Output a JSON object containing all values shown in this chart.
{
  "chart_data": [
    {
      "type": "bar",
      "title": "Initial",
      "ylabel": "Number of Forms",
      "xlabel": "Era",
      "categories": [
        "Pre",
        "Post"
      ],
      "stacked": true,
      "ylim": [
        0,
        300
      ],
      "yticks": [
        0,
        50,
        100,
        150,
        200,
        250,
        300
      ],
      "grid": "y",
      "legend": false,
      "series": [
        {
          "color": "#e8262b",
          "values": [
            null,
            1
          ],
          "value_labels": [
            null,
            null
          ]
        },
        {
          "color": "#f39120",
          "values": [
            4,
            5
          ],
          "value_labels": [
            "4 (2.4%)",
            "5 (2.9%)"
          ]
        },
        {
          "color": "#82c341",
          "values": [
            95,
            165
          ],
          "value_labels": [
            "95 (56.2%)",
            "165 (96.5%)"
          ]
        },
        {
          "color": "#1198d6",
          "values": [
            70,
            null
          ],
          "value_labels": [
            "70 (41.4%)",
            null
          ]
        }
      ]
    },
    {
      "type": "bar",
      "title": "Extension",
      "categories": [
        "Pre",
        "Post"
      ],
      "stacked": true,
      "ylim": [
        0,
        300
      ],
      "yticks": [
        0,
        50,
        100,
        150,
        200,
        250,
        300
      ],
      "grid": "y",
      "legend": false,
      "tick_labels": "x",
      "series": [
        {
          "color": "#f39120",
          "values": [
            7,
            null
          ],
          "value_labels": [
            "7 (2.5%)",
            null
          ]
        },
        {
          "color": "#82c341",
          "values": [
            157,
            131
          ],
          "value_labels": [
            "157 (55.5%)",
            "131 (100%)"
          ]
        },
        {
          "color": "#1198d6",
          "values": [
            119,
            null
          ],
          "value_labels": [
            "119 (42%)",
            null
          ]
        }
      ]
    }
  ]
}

> _Stated goal_: Exactly as they are written, print the entries again.

> _Task response_:
Output a JSON object containing all values shown in this chart.
{
  "chart_data": [
    {
      "type": "bar",
      "title": "Initial",
      "ylabel": "Number of Forms",
      "xlabel": "Era",
      "categories": [
        "Pre",
        "Post"
      ],
      "stacked": true,
      "ylim": [
        0,
        300
      ],
      "yticks": [
        0,
        50,
        100,
        150,
        200,
        250,
        300
      ],
      "grid": "y",
      "legend": false,
      "series": [
        {
          "color": "#e8262b",
          "values": [
            null,
            1
          ],
          "value_labels": [
            null,
            null
          ]
        },
        {
          "color": "#f39120",
          "values": [
            4,
            5
          ],
          "value_labels": [
            "4 (2.4%)",
            "5 (2.9%)"
          ]
        },
        {
          "color": "#82c341",
          "values": [
            95,
            165
          ],
          "value_labels": [
            "95 (56.2%)",
            "165 (96.5%)"
          ]
        },
        {
          "color": "#1198d6",
          "values": [
            70,
            null
          ],
          "value_labels": [
            "70 (41.4%)",
            null
          ]
        }
      ]
    },
    {
      "type": "bar",
      "title": "Extension",
      "categories": [
        "Pre",
        "Post"
      ],
      "stacked": true,
      "ylim": [
        0,
        300
      ],
      "yticks": [
        0,
        50,
        100,
        150,
        200,
        250,
        300
      ],
      "grid": "y",
      "legend": false,
      "tick_labels": "x",
      "series": [
        {
          "color": "#f39120",
          "values": [
            7,
            null
          ],
          "value_labels": [
            "7 (2.5%)",
            null
          ]
        },
        {
          "color": "#82c341",
          "values": [
            157,
            131
          ],
          "value_labels": [
            "157 (55.5%)",
            "131 (100%)"
          ]
        },
        {
          "color": "#1198d6",
          "values": [
            119,
            null
          ],
          "value_labels": [
            "119 (42%)",
            null
          ]
        }
      ]
    }
  ]
}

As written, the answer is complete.